>>>>>

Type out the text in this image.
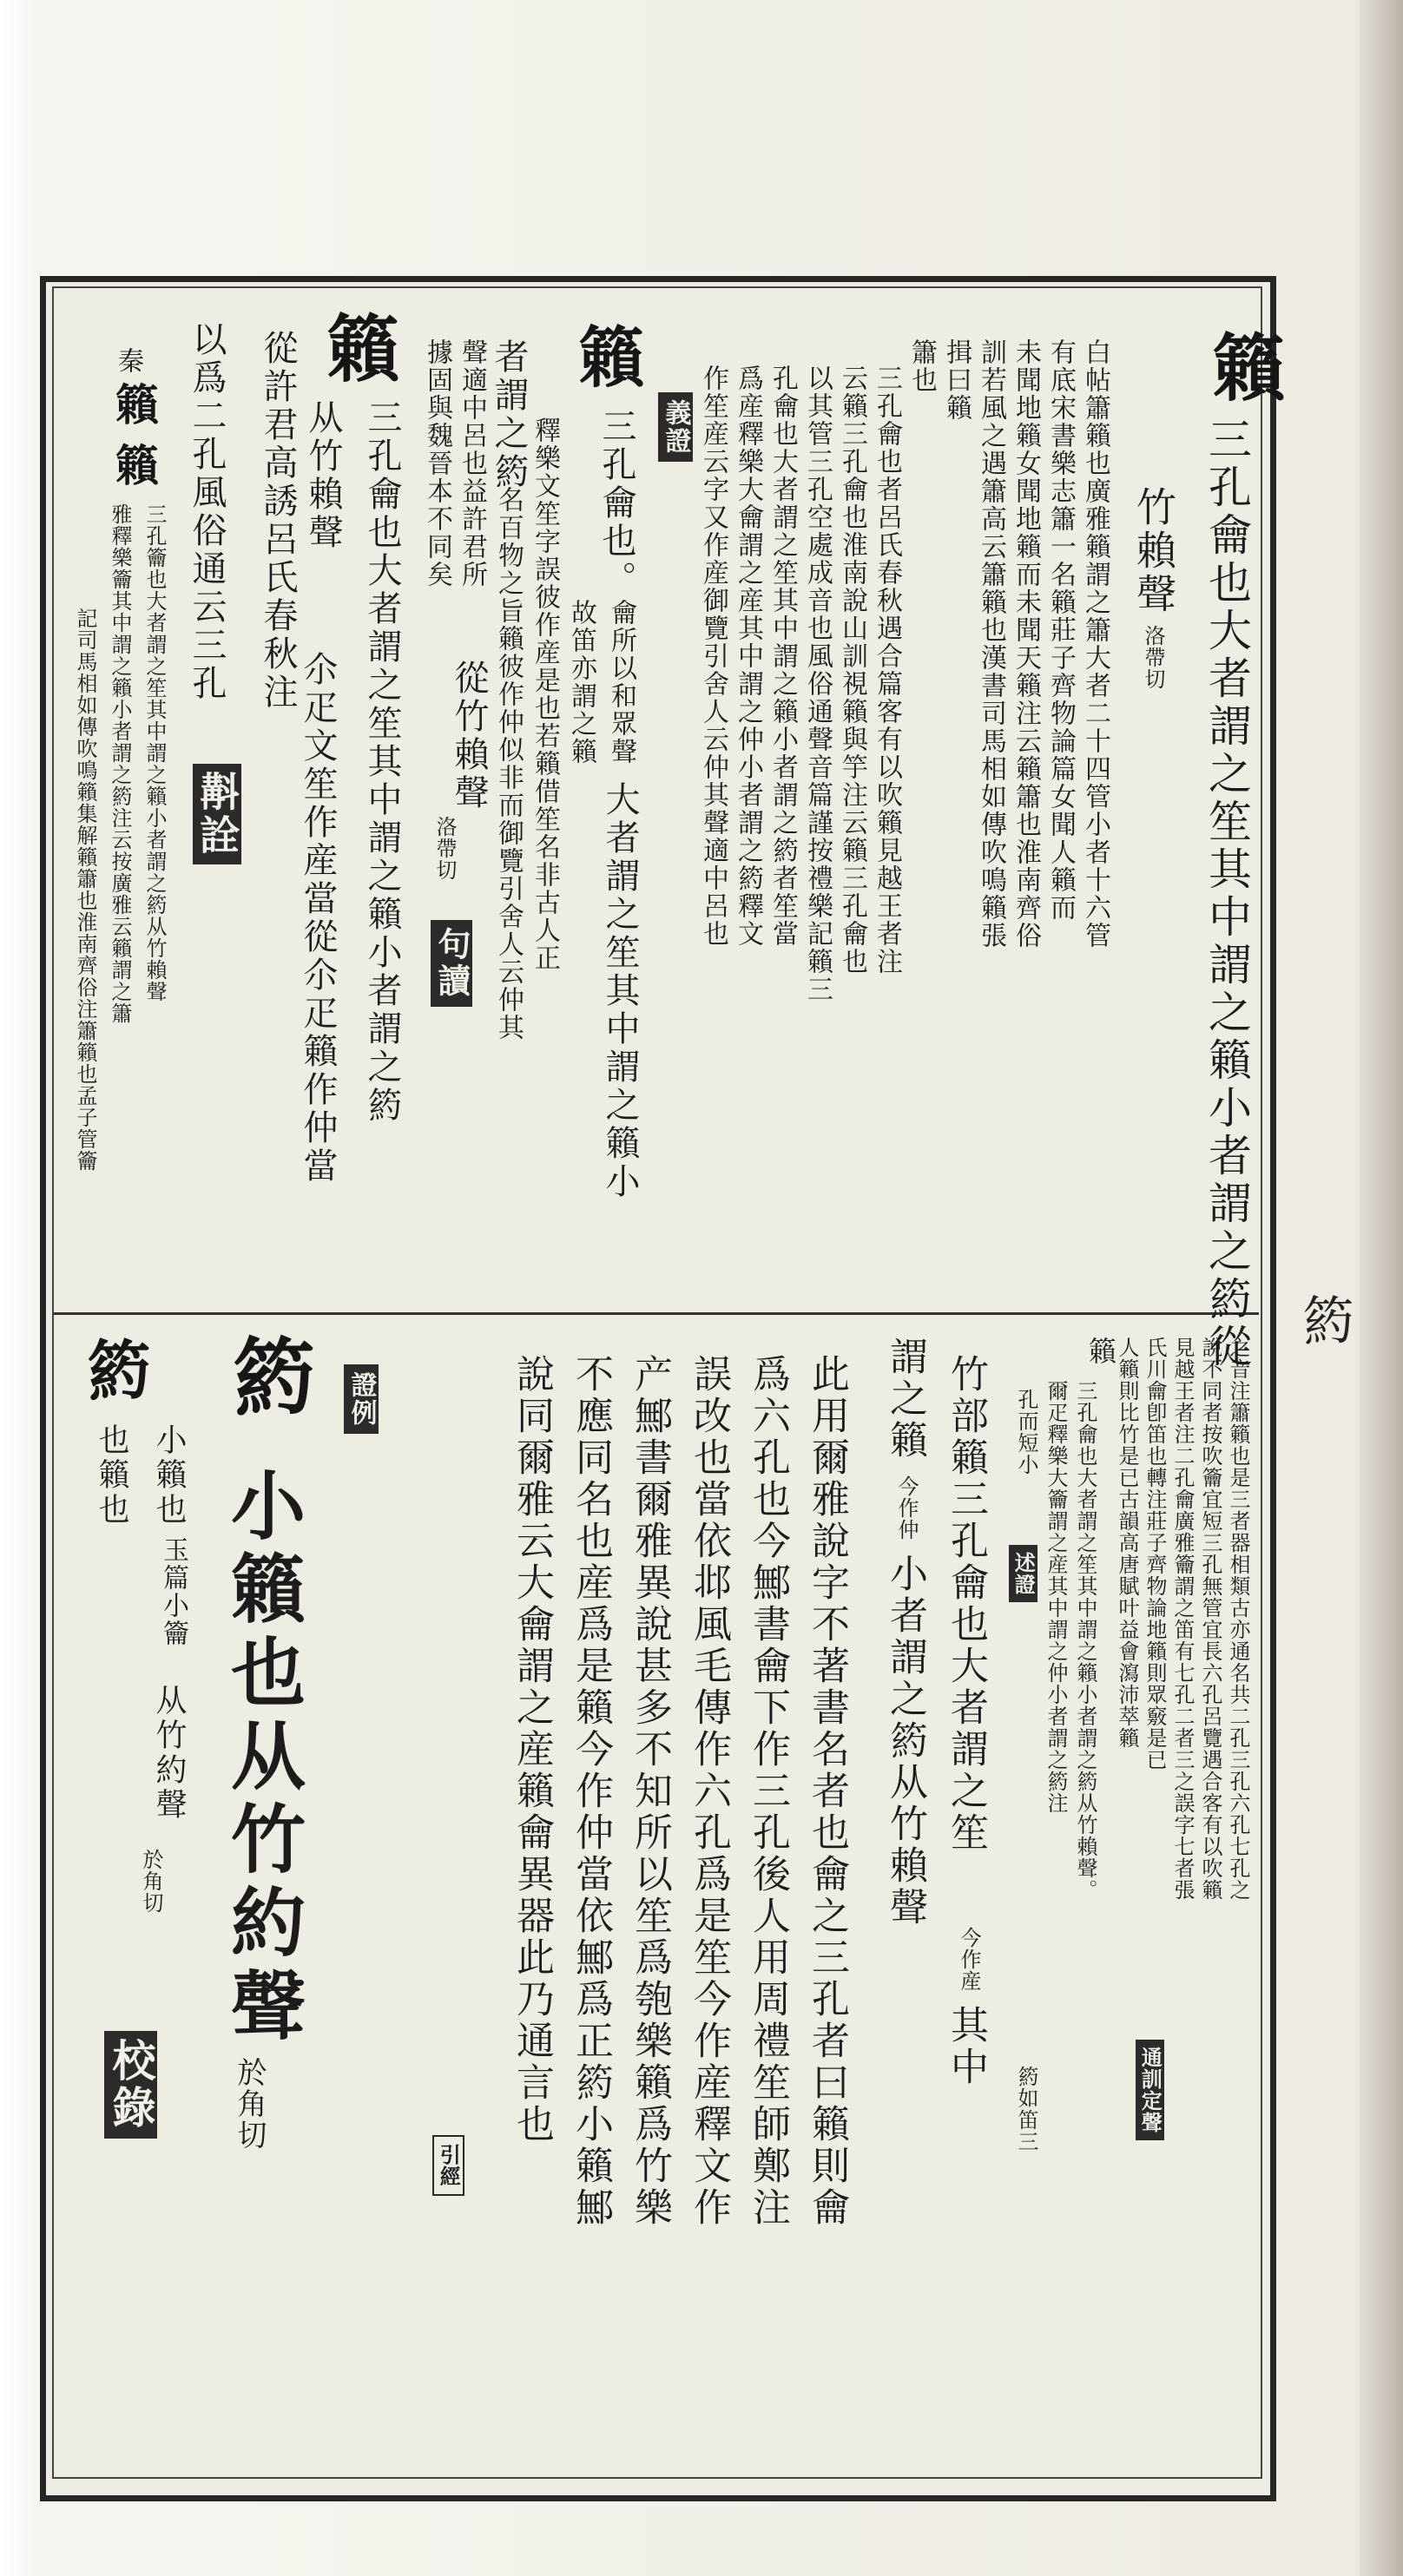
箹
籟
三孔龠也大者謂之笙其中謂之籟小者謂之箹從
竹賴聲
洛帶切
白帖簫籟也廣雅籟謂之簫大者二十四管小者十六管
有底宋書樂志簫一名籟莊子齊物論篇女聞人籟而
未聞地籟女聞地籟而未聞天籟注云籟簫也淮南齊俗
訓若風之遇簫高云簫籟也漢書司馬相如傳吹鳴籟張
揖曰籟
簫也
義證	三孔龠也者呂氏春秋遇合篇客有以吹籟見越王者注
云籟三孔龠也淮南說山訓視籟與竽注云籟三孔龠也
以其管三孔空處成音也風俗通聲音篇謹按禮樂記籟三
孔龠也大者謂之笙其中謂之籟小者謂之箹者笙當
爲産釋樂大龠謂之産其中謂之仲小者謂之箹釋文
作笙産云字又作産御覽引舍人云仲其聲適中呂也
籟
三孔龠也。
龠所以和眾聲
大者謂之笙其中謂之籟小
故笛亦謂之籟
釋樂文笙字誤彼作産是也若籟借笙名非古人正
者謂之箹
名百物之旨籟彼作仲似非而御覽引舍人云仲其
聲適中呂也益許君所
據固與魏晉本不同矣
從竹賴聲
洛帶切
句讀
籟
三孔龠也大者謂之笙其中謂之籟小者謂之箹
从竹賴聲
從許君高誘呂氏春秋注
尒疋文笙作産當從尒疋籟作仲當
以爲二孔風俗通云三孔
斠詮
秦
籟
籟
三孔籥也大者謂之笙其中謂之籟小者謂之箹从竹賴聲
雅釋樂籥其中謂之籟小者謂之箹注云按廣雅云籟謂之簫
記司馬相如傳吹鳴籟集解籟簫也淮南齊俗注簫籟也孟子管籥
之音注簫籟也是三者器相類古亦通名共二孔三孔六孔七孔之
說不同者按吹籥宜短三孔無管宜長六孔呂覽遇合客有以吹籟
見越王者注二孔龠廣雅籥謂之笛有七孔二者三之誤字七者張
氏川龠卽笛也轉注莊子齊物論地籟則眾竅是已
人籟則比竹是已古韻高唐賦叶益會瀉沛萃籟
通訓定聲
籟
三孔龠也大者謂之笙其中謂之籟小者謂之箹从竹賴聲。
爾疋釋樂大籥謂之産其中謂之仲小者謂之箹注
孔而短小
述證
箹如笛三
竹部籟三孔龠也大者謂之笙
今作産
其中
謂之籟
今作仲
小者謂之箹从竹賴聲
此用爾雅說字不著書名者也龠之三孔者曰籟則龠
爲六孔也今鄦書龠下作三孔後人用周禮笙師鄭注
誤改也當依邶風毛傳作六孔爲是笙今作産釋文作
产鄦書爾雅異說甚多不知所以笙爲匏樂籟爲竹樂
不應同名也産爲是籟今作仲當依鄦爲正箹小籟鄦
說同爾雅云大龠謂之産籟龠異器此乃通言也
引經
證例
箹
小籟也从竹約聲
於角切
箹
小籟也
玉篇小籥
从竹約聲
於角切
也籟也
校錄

<<<<<
>>>>>

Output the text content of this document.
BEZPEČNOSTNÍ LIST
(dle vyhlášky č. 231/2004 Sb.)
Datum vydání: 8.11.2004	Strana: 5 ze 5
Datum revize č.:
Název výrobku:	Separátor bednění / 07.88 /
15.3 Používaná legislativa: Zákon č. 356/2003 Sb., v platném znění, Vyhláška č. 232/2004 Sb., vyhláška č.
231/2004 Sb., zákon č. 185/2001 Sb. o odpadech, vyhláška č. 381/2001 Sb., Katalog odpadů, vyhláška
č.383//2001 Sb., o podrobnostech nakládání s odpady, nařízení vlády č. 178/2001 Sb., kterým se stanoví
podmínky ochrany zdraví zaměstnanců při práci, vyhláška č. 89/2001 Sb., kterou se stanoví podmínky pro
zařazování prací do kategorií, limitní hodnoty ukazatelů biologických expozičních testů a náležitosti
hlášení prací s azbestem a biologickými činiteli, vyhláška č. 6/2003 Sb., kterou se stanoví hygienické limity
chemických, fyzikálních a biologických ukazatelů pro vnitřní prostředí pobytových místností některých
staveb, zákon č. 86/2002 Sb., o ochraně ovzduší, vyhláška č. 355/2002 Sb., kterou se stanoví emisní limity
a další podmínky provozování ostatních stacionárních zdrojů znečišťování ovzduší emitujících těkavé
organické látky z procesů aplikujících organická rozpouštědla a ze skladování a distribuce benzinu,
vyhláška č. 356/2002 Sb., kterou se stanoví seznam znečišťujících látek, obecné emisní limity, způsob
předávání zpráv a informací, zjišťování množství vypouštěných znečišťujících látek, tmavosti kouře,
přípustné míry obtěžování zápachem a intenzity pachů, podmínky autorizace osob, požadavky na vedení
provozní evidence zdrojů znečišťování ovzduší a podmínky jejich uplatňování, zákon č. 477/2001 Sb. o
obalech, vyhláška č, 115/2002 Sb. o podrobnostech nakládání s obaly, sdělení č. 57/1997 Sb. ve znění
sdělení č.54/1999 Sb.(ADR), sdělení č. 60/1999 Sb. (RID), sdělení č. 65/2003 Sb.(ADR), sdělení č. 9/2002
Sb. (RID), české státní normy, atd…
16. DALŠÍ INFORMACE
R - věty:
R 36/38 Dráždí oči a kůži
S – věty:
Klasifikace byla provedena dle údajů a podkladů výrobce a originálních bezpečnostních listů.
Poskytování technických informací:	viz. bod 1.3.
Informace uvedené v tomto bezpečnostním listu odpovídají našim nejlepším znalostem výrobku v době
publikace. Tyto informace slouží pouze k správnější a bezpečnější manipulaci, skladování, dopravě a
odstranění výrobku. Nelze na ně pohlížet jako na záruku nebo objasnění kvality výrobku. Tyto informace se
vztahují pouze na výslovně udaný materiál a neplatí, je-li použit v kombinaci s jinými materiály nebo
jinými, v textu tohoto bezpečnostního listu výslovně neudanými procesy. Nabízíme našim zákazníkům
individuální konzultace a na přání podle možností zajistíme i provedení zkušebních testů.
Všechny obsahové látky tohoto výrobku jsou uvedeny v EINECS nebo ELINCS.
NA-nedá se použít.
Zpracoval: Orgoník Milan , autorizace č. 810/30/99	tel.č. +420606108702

<<<<<

= What is being asked =
Select, from the listing, all lines that include the word "Tyto".

= Response =
publikace. Tyto informace slouží pouze k správnější a bezpečnější manipulaci, skladování, dopravě a
odstranění výrobku. Nelze na ně pohlížet jako na záruku nebo objasnění kvality výrobku. Tyto informace se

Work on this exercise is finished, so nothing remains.